Layout element annotations:
■ ■ ■ ■ ■ ■ ■

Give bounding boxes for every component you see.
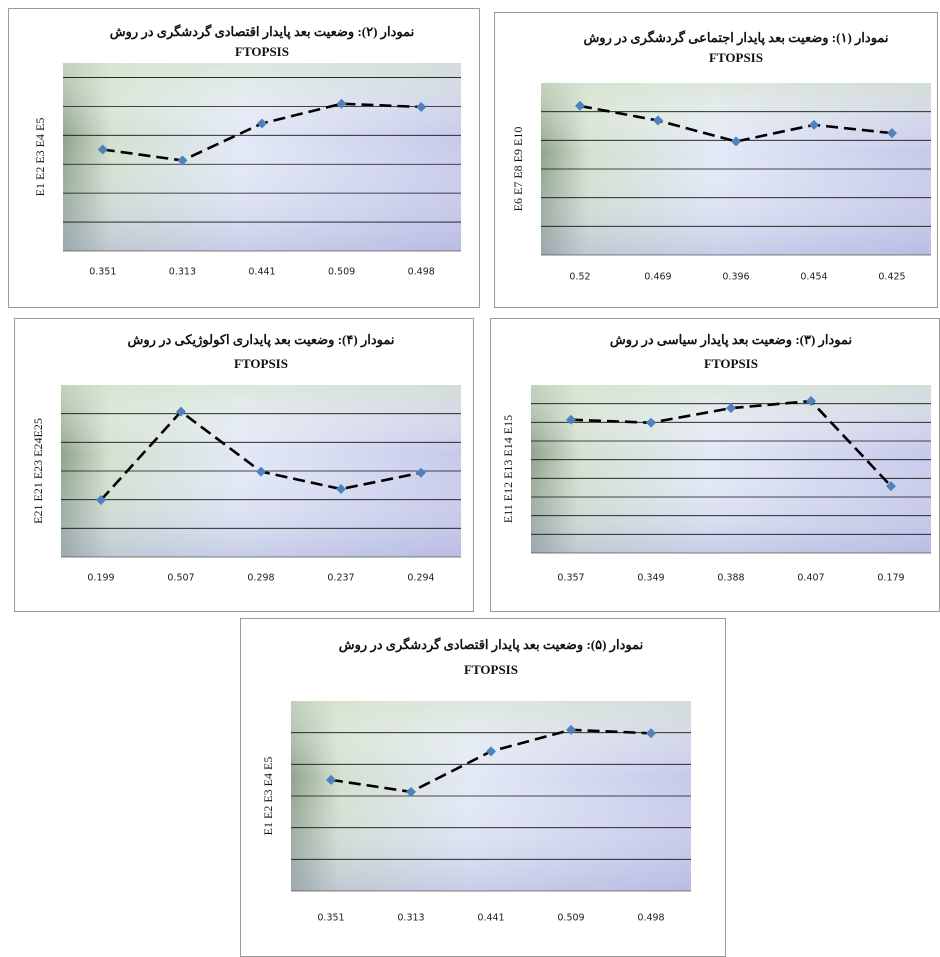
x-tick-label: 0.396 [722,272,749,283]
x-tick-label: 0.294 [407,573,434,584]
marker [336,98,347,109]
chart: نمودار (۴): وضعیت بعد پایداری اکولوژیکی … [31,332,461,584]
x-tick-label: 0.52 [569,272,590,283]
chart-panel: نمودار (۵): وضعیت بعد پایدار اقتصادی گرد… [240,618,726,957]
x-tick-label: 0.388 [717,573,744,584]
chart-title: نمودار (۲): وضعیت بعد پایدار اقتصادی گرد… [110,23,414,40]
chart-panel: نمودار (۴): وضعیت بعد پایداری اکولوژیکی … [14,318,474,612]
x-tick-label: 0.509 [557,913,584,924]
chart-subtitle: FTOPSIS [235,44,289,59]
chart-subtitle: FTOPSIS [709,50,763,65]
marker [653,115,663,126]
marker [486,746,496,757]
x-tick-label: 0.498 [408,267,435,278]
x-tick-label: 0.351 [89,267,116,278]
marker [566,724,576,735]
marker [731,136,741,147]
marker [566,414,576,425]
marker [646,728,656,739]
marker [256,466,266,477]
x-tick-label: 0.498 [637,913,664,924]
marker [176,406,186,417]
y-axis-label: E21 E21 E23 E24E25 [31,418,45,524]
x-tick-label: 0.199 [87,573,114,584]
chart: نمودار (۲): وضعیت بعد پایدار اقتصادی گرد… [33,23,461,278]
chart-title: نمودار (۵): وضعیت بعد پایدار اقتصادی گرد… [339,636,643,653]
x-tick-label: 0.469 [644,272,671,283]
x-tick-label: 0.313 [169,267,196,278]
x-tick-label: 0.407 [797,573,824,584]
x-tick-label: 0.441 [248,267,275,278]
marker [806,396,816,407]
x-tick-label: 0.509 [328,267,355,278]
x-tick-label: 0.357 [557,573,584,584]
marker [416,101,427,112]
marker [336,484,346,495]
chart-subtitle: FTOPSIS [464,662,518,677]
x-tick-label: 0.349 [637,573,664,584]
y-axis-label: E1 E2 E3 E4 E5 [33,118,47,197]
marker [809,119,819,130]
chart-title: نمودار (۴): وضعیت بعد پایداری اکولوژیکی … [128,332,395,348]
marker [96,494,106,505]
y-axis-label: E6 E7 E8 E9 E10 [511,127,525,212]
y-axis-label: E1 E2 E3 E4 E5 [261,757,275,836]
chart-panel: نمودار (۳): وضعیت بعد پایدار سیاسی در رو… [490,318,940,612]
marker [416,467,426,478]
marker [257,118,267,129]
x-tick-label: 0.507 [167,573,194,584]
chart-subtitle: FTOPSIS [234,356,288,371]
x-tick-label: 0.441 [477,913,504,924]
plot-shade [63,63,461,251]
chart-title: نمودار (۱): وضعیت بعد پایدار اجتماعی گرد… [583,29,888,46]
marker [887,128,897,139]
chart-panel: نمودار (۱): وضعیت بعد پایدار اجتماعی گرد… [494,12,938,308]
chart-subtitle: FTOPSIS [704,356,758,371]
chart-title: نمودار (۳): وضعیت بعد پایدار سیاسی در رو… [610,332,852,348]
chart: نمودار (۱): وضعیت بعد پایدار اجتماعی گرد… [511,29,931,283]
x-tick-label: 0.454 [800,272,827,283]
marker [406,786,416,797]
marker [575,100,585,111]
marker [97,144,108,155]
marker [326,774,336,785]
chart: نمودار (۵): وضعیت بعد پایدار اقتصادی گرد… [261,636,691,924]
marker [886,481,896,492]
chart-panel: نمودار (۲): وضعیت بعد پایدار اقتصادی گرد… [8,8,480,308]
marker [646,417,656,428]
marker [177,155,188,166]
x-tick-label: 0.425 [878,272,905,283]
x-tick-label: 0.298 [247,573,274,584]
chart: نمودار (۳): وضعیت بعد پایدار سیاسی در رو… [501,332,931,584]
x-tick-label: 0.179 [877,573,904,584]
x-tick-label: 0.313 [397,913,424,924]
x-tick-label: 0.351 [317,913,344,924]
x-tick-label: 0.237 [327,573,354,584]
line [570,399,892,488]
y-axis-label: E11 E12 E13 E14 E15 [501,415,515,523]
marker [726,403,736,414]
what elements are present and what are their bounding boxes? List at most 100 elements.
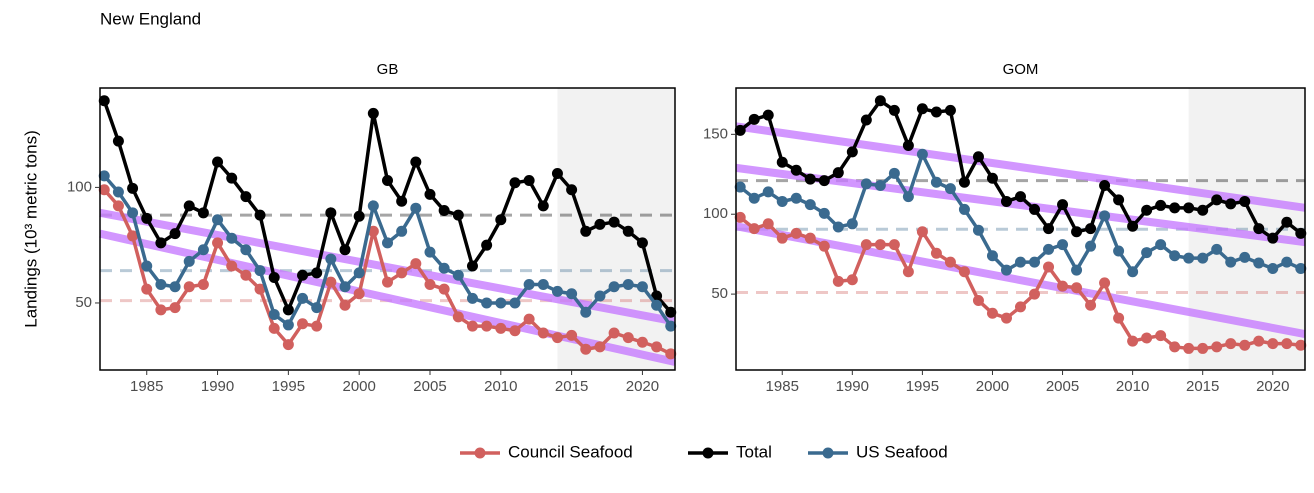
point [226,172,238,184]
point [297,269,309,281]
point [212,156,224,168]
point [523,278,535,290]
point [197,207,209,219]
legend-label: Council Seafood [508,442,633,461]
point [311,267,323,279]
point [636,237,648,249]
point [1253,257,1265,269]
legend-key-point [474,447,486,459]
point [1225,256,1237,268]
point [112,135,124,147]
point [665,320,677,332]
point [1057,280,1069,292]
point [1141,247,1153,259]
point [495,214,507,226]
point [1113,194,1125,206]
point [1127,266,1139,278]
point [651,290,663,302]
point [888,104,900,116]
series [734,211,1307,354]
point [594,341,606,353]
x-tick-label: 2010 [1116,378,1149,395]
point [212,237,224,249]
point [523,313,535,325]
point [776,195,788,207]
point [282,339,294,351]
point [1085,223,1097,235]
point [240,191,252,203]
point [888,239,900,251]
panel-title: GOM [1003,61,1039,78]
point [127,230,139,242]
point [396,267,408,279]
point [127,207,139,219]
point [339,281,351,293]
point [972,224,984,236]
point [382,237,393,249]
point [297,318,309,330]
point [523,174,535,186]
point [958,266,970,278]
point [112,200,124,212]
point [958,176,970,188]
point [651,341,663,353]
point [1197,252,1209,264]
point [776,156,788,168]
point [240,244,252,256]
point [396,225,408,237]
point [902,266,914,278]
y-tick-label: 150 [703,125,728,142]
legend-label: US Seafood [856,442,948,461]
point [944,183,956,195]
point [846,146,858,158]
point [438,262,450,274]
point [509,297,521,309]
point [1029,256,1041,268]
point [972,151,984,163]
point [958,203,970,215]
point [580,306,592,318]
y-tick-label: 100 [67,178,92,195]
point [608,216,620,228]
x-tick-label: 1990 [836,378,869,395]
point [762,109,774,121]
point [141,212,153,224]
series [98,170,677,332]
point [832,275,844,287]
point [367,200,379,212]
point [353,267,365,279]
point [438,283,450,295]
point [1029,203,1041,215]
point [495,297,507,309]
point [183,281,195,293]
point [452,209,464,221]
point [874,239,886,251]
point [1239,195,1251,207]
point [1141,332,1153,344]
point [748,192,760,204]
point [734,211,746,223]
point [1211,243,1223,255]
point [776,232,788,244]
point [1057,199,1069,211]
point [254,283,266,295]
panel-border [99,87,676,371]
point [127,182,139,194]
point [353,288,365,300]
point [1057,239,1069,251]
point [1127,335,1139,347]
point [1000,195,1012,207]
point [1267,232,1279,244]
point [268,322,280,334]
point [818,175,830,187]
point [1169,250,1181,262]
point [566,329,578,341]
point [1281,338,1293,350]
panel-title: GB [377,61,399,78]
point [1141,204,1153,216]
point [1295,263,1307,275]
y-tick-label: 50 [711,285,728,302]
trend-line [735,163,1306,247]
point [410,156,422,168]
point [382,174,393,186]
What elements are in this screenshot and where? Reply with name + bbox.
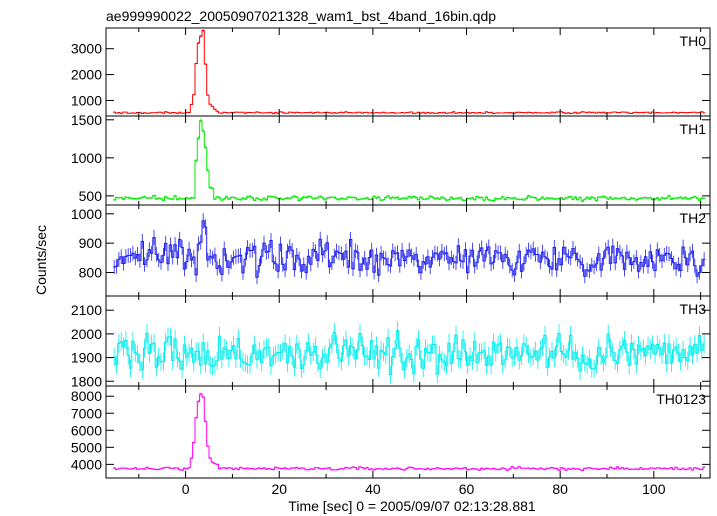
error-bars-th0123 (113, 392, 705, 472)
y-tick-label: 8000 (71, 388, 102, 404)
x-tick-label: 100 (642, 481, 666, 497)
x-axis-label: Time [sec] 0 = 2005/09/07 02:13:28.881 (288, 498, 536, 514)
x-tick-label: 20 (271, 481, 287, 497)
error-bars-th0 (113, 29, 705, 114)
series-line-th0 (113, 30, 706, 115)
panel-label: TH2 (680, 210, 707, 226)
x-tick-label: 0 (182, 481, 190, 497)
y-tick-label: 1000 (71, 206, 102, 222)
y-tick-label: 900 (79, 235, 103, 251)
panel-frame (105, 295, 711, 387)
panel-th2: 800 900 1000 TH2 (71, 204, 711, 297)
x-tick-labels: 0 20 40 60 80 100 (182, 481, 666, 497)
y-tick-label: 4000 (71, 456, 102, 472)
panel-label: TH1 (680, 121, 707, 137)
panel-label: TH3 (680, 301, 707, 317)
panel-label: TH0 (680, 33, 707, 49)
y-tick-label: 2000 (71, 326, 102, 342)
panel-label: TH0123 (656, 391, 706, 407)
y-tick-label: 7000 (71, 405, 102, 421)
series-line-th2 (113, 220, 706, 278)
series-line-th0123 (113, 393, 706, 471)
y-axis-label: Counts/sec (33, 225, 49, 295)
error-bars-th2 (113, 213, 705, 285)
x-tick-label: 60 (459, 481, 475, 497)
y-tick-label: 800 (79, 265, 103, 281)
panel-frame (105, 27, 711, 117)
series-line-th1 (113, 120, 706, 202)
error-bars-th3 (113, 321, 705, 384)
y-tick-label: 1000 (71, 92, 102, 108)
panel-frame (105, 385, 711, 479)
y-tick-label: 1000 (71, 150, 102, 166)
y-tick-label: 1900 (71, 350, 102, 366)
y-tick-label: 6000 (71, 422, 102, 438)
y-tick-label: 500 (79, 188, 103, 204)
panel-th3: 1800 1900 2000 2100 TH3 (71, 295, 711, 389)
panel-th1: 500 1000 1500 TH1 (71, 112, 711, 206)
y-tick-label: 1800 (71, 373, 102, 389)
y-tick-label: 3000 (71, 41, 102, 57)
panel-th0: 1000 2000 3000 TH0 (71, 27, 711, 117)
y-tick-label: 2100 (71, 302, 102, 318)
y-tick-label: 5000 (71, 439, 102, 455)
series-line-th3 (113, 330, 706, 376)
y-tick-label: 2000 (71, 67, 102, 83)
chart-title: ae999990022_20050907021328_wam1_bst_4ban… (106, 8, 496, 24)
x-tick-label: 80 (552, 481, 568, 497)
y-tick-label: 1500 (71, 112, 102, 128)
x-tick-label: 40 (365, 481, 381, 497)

■ ■ ■ ■ ■ ■ ■

Transcribe the lines of the records above verbatim, beginning with the line that contains "point [226,172,238,184]" and ending after the line that contains "point [972,151,984,163]".

point [226,172,238,184]
point [297,269,309,281]
point [212,156,224,168]
point [523,278,535,290]
point [197,207,209,219]
legend-label: Council Seafood [508,442,633,461]
point [311,267,323,279]
point [636,237,648,249]
point [1253,257,1265,269]
legend-key-point [474,447,486,459]
point [1225,256,1237,268]
point [112,135,124,147]
point [665,320,677,332]
point [1057,280,1069,292]
point [1141,247,1153,259]
point [495,214,507,226]
point [1113,194,1125,206]
point [1127,266,1139,278]
point [651,290,663,302]
point [888,104,900,116]
series [734,211,1307,354]
point [594,341,606,353]
x-tick-label: 2010 [1116,378,1149,395]
point [212,237,224,249]
point [523,313,535,325]
point [776,195,788,207]
point [282,339,294,351]
point [1085,223,1097,235]
point [240,191,252,203]
point [888,239,900,251]
panel-title: GOM [1003,61,1039,78]
point [127,230,139,242]
point [396,267,408,279]
point [127,207,139,219]
point [339,281,351,293]
point [972,224,984,236]
point [382,237,393,249]
point [297,318,309,330]
point [523,174,535,186]
point [958,266,970,278]
point [112,200,124,212]
point [958,176,970,188]
point [651,341,663,353]
point [1197,252,1209,264]
point [776,156,788,168]
point [240,244,252,256]
point [396,225,408,237]
point [902,266,914,278]
y-tick-label: 150 [703,125,728,142]
legend-label: US Seafood [856,442,948,461]
point [944,183,956,195]
point [846,146,858,158]
point [438,262,450,274]
point [509,297,521,309]
point [1029,256,1041,268]
point [972,151,984,163]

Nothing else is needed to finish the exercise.